● Task data:
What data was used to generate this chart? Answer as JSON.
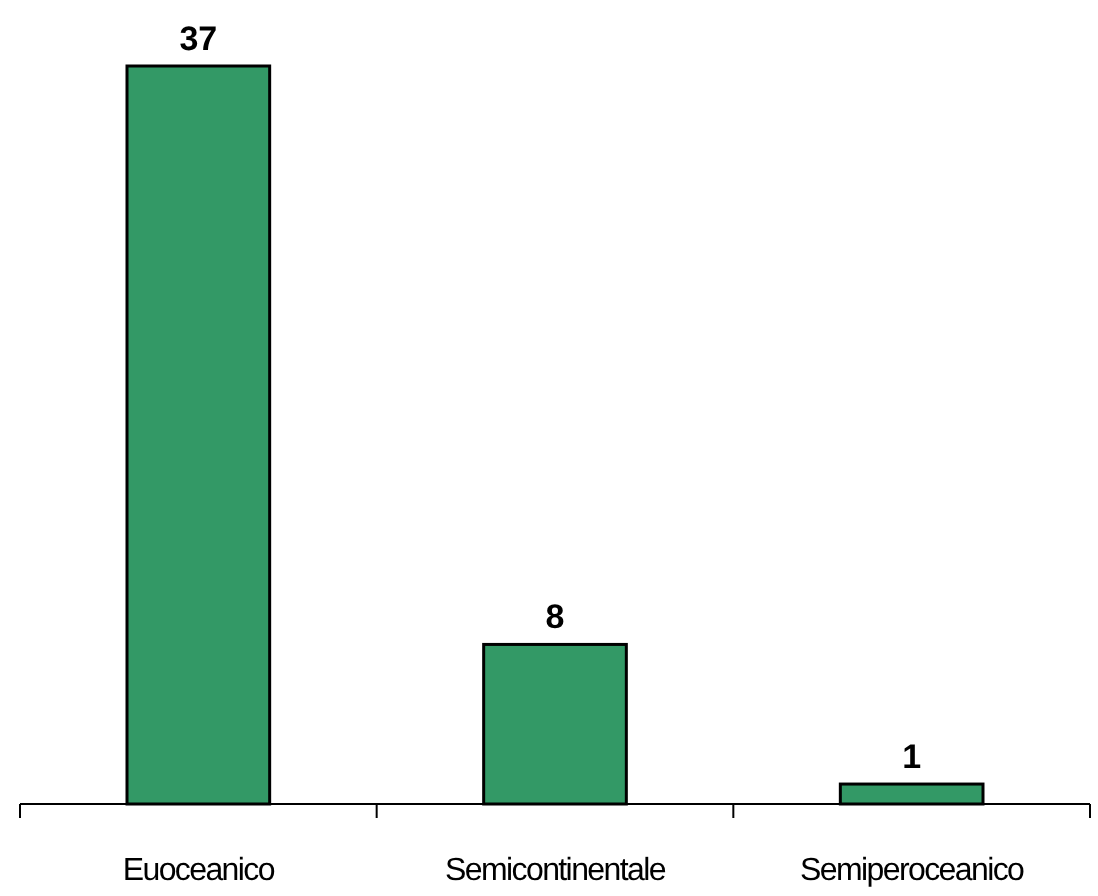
{
  "chart_data": {
    "type": "bar",
    "categories": [
      "Euoceanico",
      "Semicontinentale",
      "Semiperoceanico"
    ],
    "values": [
      37,
      8,
      1
    ],
    "color": "#339966",
    "data_labels": true
  }
}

● Stated problem: Write out the material above again, word for word, minus its pictures.

● Correct response:
What data was used to generate this chart? Answer as JSON.
{
  "chart_data": {
    "type": "bar",
    "categories": [
      "Euoceanico",
      "Semicontinentale",
      "Semiperoceanico"
    ],
    "values": [
      37,
      8,
      1
    ],
    "color": "#339966",
    "data_labels": true
  }
}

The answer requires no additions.